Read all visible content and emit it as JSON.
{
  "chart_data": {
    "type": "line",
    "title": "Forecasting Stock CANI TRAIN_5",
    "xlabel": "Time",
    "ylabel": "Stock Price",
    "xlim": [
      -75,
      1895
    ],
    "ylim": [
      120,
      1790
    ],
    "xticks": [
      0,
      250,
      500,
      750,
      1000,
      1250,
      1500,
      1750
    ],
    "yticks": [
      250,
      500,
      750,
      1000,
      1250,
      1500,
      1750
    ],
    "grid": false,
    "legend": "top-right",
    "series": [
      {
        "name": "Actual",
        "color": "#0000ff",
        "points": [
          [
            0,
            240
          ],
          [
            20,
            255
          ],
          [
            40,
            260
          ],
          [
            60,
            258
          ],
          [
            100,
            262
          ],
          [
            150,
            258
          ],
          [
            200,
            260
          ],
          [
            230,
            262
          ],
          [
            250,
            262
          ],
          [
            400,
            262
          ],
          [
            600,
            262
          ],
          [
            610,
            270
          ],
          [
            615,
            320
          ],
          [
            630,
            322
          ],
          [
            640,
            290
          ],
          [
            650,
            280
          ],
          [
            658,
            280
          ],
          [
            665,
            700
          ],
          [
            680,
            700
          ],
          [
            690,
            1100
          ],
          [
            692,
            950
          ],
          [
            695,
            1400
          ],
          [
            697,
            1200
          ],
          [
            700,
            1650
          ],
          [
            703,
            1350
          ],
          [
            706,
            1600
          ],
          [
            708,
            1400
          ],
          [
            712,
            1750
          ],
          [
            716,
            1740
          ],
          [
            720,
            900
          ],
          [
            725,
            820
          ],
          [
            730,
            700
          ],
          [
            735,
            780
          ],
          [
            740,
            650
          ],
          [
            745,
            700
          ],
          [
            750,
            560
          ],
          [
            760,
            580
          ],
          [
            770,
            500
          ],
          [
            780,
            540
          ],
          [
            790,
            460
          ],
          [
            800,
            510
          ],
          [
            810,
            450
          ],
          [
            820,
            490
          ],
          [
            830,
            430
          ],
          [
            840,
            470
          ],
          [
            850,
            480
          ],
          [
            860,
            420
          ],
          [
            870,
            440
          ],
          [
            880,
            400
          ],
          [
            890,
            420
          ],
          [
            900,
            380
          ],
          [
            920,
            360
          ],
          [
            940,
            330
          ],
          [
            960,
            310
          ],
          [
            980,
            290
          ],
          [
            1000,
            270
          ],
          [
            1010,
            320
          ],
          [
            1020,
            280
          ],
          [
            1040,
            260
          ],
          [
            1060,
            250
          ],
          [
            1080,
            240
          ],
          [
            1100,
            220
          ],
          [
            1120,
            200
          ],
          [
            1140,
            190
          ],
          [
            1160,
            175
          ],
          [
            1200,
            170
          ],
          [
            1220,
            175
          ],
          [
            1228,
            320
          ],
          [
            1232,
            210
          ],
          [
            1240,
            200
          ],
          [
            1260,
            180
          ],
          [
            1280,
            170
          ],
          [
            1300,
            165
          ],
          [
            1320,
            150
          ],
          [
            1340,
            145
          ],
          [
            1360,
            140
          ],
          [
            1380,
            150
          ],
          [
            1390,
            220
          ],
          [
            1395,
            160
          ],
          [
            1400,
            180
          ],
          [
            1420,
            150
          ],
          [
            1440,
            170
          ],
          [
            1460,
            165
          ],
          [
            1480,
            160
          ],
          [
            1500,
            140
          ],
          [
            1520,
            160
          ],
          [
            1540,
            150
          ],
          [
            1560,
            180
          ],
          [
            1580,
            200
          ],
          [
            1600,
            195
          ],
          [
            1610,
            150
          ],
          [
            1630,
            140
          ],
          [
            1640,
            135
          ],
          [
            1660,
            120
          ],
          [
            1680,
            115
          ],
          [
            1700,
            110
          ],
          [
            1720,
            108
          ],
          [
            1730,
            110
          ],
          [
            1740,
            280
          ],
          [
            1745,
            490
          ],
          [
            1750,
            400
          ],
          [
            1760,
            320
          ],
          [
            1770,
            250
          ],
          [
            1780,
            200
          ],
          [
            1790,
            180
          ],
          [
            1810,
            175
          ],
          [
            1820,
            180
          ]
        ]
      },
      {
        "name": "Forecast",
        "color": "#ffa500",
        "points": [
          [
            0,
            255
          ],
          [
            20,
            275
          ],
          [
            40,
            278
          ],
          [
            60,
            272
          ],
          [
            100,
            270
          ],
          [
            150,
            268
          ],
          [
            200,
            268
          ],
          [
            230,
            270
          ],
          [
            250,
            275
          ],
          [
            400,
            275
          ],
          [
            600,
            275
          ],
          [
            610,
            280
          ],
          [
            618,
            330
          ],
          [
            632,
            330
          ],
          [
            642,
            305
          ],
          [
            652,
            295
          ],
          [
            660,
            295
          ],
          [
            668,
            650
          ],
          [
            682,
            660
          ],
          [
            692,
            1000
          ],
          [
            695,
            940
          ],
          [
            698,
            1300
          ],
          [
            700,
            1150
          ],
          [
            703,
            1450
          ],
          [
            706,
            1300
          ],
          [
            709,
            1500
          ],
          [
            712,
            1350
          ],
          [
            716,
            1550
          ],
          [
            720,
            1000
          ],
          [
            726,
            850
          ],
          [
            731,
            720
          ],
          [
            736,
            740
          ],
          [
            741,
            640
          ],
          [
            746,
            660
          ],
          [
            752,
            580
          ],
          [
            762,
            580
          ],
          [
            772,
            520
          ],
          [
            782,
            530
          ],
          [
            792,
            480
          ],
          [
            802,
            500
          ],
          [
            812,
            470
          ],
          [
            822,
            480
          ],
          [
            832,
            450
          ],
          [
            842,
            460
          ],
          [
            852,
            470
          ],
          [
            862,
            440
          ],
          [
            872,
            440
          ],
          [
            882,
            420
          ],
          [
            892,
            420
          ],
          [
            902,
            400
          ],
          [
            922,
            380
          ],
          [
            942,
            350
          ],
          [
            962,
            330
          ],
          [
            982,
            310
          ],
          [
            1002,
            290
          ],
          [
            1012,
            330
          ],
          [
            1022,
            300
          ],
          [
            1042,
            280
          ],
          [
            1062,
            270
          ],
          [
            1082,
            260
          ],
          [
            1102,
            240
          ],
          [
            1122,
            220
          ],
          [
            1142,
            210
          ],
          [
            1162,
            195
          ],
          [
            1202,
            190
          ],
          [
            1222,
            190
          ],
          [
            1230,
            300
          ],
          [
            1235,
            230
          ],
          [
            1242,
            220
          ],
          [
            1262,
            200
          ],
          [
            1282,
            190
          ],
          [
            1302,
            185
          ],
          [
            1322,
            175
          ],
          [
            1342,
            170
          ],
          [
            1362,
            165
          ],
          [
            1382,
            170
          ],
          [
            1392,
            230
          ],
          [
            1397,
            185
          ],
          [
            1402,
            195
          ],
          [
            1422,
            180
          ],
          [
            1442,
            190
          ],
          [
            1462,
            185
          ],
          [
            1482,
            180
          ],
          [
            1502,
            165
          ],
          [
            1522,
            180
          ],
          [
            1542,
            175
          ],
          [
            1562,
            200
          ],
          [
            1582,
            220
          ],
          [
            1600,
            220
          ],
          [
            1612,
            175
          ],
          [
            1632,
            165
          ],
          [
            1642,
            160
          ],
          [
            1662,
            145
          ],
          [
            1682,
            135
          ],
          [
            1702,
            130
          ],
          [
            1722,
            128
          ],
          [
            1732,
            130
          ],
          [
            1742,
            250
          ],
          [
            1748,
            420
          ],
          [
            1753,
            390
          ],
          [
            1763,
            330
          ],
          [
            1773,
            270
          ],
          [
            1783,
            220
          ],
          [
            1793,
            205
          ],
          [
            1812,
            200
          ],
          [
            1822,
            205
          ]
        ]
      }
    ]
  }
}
---
### STATED GOAL
Restate every line of the data word for word.

### OUTPUT FOR THIS EXERCISE
Read all visible content and emit it as JSON.
{
  "chart_data": {
    "type": "line",
    "title": "Forecasting Stock CANI TRAIN_5",
    "xlabel": "Time",
    "ylabel": "Stock Price",
    "xlim": [
      -75,
      1895
    ],
    "ylim": [
      120,
      1790
    ],
    "xticks": [
      0,
      250,
      500,
      750,
      1000,
      1250,
      1500,
      1750
    ],
    "yticks": [
      250,
      500,
      750,
      1000,
      1250,
      1500,
      1750
    ],
    "grid": false,
    "legend": "top-right",
    "series": [
      {
        "name": "Actual",
        "color": "#0000ff",
        "points": [
          [
            0,
            240
          ],
          [
            20,
            255
          ],
          [
            40,
            260
          ],
          [
            60,
            258
          ],
          [
            100,
            262
          ],
          [
            150,
            258
          ],
          [
            200,
            260
          ],
          [
            230,
            262
          ],
          [
            250,
            262
          ],
          [
            400,
            262
          ],
          [
            600,
            262
          ],
          [
            610,
            270
          ],
          [
            615,
            320
          ],
          [
            630,
            322
          ],
          [
            640,
            290
          ],
          [
            650,
            280
          ],
          [
            658,
            280
          ],
          [
            665,
            700
          ],
          [
            680,
            700
          ],
          [
            690,
            1100
          ],
          [
            692,
            950
          ],
          [
            695,
            1400
          ],
          [
            697,
            1200
          ],
          [
            700,
            1650
          ],
          [
            703,
            1350
          ],
          [
            706,
            1600
          ],
          [
            708,
            1400
          ],
          [
            712,
            1750
          ],
          [
            716,
            1740
          ],
          [
            720,
            900
          ],
          [
            725,
            820
          ],
          [
            730,
            700
          ],
          [
            735,
            780
          ],
          [
            740,
            650
          ],
          [
            745,
            700
          ],
          [
            750,
            560
          ],
          [
            760,
            580
          ],
          [
            770,
            500
          ],
          [
            780,
            540
          ],
          [
            790,
            460
          ],
          [
            800,
            510
          ],
          [
            810,
            450
          ],
          [
            820,
            490
          ],
          [
            830,
            430
          ],
          [
            840,
            470
          ],
          [
            850,
            480
          ],
          [
            860,
            420
          ],
          [
            870,
            440
          ],
          [
            880,
            400
          ],
          [
            890,
            420
          ],
          [
            900,
            380
          ],
          [
            920,
            360
          ],
          [
            940,
            330
          ],
          [
            960,
            310
          ],
          [
            980,
            290
          ],
          [
            1000,
            270
          ],
          [
            1010,
            320
          ],
          [
            1020,
            280
          ],
          [
            1040,
            260
          ],
          [
            1060,
            250
          ],
          [
            1080,
            240
          ],
          [
            1100,
            220
          ],
          [
            1120,
            200
          ],
          [
            1140,
            190
          ],
          [
            1160,
            175
          ],
          [
            1200,
            170
          ],
          [
            1220,
            175
          ],
          [
            1228,
            320
          ],
          [
            1232,
            210
          ],
          [
            1240,
            200
          ],
          [
            1260,
            180
          ],
          [
            1280,
            170
          ],
          [
            1300,
            165
          ],
          [
            1320,
            150
          ],
          [
            1340,
            145
          ],
          [
            1360,
            140
          ],
          [
            1380,
            150
          ],
          [
            1390,
            220
          ],
          [
            1395,
            160
          ],
          [
            1400,
            180
          ],
          [
            1420,
            150
          ],
          [
            1440,
            170
          ],
          [
            1460,
            165
          ],
          [
            1480,
            160
          ],
          [
            1500,
            140
          ],
          [
            1520,
            160
          ],
          [
            1540,
            150
          ],
          [
            1560,
            180
          ],
          [
            1580,
            200
          ],
          [
            1600,
            195
          ],
          [
            1610,
            150
          ],
          [
            1630,
            140
          ],
          [
            1640,
            135
          ],
          [
            1660,
            120
          ],
          [
            1680,
            115
          ],
          [
            1700,
            110
          ],
          [
            1720,
            108
          ],
          [
            1730,
            110
          ],
          [
            1740,
            280
          ],
          [
            1745,
            490
          ],
          [
            1750,
            400
          ],
          [
            1760,
            320
          ],
          [
            1770,
            250
          ],
          [
            1780,
            200
          ],
          [
            1790,
            180
          ],
          [
            1810,
            175
          ],
          [
            1820,
            180
          ]
        ]
      },
      {
        "name": "Forecast",
        "color": "#ffa500",
        "points": [
          [
            0,
            255
          ],
          [
            20,
            275
          ],
          [
            40,
            278
          ],
          [
            60,
            272
          ],
          [
            100,
            270
          ],
          [
            150,
            268
          ],
          [
            200,
            268
          ],
          [
            230,
            270
          ],
          [
            250,
            275
          ],
          [
            400,
            275
          ],
          [
            600,
            275
          ],
          [
            610,
            280
          ],
          [
            618,
            330
          ],
          [
            632,
            330
          ],
          [
            642,
            305
          ],
          [
            652,
            295
          ],
          [
            660,
            295
          ],
          [
            668,
            650
          ],
          [
            682,
            660
          ],
          [
            692,
            1000
          ],
          [
            695,
            940
          ],
          [
            698,
            1300
          ],
          [
            700,
            1150
          ],
          [
            703,
            1450
          ],
          [
            706,
            1300
          ],
          [
            709,
            1500
          ],
          [
            712,
            1350
          ],
          [
            716,
            1550
          ],
          [
            720,
            1000
          ],
          [
            726,
            850
          ],
          [
            731,
            720
          ],
          [
            736,
            740
          ],
          [
            741,
            640
          ],
          [
            746,
            660
          ],
          [
            752,
            580
          ],
          [
            762,
            580
          ],
          [
            772,
            520
          ],
          [
            782,
            530
          ],
          [
            792,
            480
          ],
          [
            802,
            500
          ],
          [
            812,
            470
          ],
          [
            822,
            480
          ],
          [
            832,
            450
          ],
          [
            842,
            460
          ],
          [
            852,
            470
          ],
          [
            862,
            440
          ],
          [
            872,
            440
          ],
          [
            882,
            420
          ],
          [
            892,
            420
          ],
          [
            902,
            400
          ],
          [
            922,
            380
          ],
          [
            942,
            350
          ],
          [
            962,
            330
          ],
          [
            982,
            310
          ],
          [
            1002,
            290
          ],
          [
            1012,
            330
          ],
          [
            1022,
            300
          ],
          [
            1042,
            280
          ],
          [
            1062,
            270
          ],
          [
            1082,
            260
          ],
          [
            1102,
            240
          ],
          [
            1122,
            220
          ],
          [
            1142,
            210
          ],
          [
            1162,
            195
          ],
          [
            1202,
            190
          ],
          [
            1222,
            190
          ],
          [
            1230,
            300
          ],
          [
            1235,
            230
          ],
          [
            1242,
            220
          ],
          [
            1262,
            200
          ],
          [
            1282,
            190
          ],
          [
            1302,
            185
          ],
          [
            1322,
            175
          ],
          [
            1342,
            170
          ],
          [
            1362,
            165
          ],
          [
            1382,
            170
          ],
          [
            1392,
            230
          ],
          [
            1397,
            185
          ],
          [
            1402,
            195
          ],
          [
            1422,
            180
          ],
          [
            1442,
            190
          ],
          [
            1462,
            185
          ],
          [
            1482,
            180
          ],
          [
            1502,
            165
          ],
          [
            1522,
            180
          ],
          [
            1542,
            175
          ],
          [
            1562,
            200
          ],
          [
            1582,
            220
          ],
          [
            1600,
            220
          ],
          [
            1612,
            175
          ],
          [
            1632,
            165
          ],
          [
            1642,
            160
          ],
          [
            1662,
            145
          ],
          [
            1682,
            135
          ],
          [
            1702,
            130
          ],
          [
            1722,
            128
          ],
          [
            1732,
            130
          ],
          [
            1742,
            250
          ],
          [
            1748,
            420
          ],
          [
            1753,
            390
          ],
          [
            1763,
            330
          ],
          [
            1773,
            270
          ],
          [
            1783,
            220
          ],
          [
            1793,
            205
          ],
          [
            1812,
            200
          ],
          [
            1822,
            205
          ]
        ]
      }
    ]
  }
}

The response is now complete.